Set the pictures aside and set down only the lines from the line holding "Read this page and output its text content." through the end of the entries below, ends included.

-- Begin Extracted material --

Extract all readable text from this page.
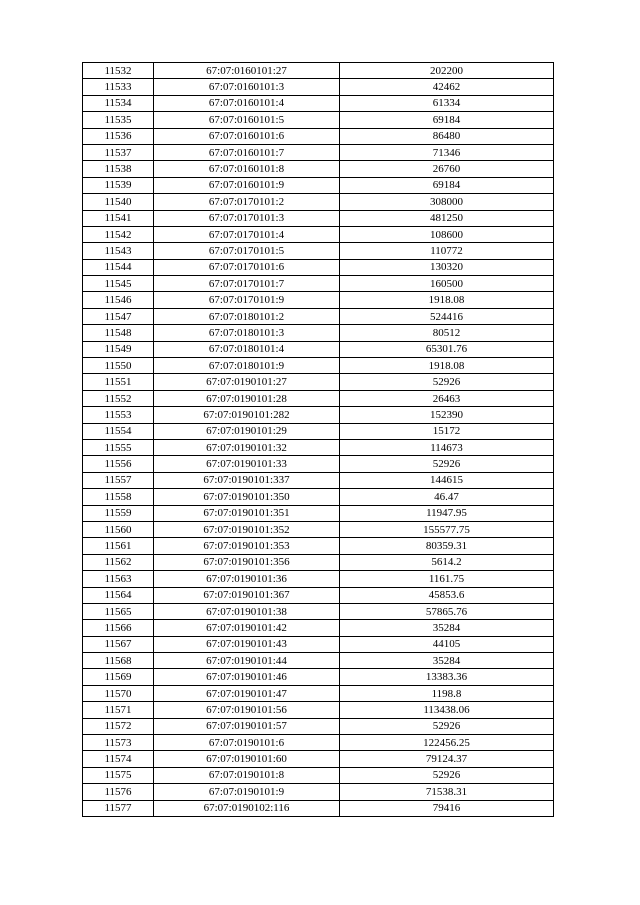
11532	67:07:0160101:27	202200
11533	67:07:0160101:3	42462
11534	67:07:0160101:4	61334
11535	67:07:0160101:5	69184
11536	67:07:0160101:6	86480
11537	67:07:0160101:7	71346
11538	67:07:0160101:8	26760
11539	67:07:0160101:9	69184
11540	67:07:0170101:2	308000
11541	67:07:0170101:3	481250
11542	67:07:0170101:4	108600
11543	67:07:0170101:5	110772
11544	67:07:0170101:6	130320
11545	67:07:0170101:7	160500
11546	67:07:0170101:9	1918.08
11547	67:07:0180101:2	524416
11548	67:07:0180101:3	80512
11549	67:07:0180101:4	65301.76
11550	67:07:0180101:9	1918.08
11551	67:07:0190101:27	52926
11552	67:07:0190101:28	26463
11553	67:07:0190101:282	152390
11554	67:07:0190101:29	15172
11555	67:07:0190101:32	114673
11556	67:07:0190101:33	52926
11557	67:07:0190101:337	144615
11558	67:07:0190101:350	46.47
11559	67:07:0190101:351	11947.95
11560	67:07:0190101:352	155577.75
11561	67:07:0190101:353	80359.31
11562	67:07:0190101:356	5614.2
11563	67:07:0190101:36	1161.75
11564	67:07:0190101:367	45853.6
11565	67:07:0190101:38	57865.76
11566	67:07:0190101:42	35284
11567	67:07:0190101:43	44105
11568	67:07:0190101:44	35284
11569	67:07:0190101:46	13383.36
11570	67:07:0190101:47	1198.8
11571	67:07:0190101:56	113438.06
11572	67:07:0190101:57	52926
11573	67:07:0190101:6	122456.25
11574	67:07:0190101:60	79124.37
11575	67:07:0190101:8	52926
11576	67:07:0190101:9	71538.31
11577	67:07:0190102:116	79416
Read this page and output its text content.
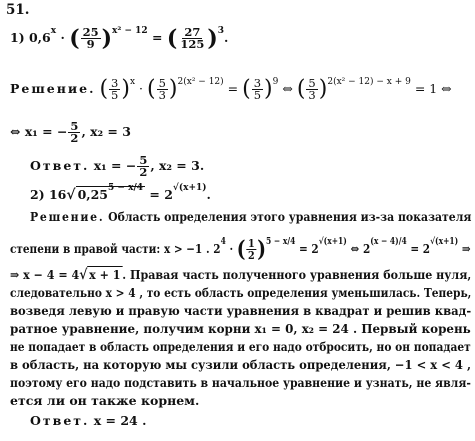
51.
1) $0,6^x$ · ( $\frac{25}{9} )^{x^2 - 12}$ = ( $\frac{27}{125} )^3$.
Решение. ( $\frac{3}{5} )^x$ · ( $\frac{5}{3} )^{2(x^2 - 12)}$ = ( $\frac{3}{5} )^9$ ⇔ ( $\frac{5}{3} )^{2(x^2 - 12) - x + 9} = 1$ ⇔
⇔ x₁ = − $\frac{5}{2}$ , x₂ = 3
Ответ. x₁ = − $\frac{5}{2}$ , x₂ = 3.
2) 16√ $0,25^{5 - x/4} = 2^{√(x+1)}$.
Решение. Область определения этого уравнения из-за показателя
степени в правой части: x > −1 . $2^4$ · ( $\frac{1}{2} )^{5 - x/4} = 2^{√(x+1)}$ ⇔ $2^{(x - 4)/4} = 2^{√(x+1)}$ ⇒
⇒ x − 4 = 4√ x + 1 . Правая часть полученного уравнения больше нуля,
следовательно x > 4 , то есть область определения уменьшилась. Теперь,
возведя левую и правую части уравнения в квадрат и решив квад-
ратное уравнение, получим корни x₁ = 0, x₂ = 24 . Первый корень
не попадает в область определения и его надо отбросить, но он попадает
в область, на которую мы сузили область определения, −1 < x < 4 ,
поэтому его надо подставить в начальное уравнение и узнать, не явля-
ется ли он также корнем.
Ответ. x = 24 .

-- End Extracted material --

Response to the task:
Read this page and output its text content.
51.
1) $0,6^x$ · ( $\frac{25}{9} )^{x^2 - 12}$ = ( $\frac{27}{125} )^3$.
Решение. ( $\frac{3}{5} )^x$ · ( $\frac{5}{3} )^{2(x^2 - 12)}$ = ( $\frac{3}{5} )^9$ ⇔ ( $\frac{5}{3} )^{2(x^2 - 12) - x + 9} = 1$ ⇔
⇔ x₁ = − $\frac{5}{2}$ , x₂ = 3
Ответ. x₁ = − $\frac{5}{2}$ , x₂ = 3.
2) 16√ $0,25^{5 - x/4} = 2^{√(x+1)}$.
Решение. Область определения этого уравнения из-за показателя
степени в правой части: x > −1 . $2^4$ · ( $\frac{1}{2} )^{5 - x/4} = 2^{√(x+1)}$ ⇔ $2^{(x - 4)/4} = 2^{√(x+1)}$ ⇒
⇒ x − 4 = 4√ x + 1 . Правая часть полученного уравнения больше нуля,
следовательно x > 4 , то есть область определения уменьшилась. Теперь,
возведя левую и правую части уравнения в квадрат и решив квад-
ратное уравнение, получим корни x₁ = 0, x₂ = 24 . Первый корень
не попадает в область определения и его надо отбросить, но он попадает
в область, на которую мы сузили область определения, −1 < x < 4 ,
поэтому его надо подставить в начальное уравнение и узнать, не явля-
ется ли он также корнем.
Ответ. x = 24 .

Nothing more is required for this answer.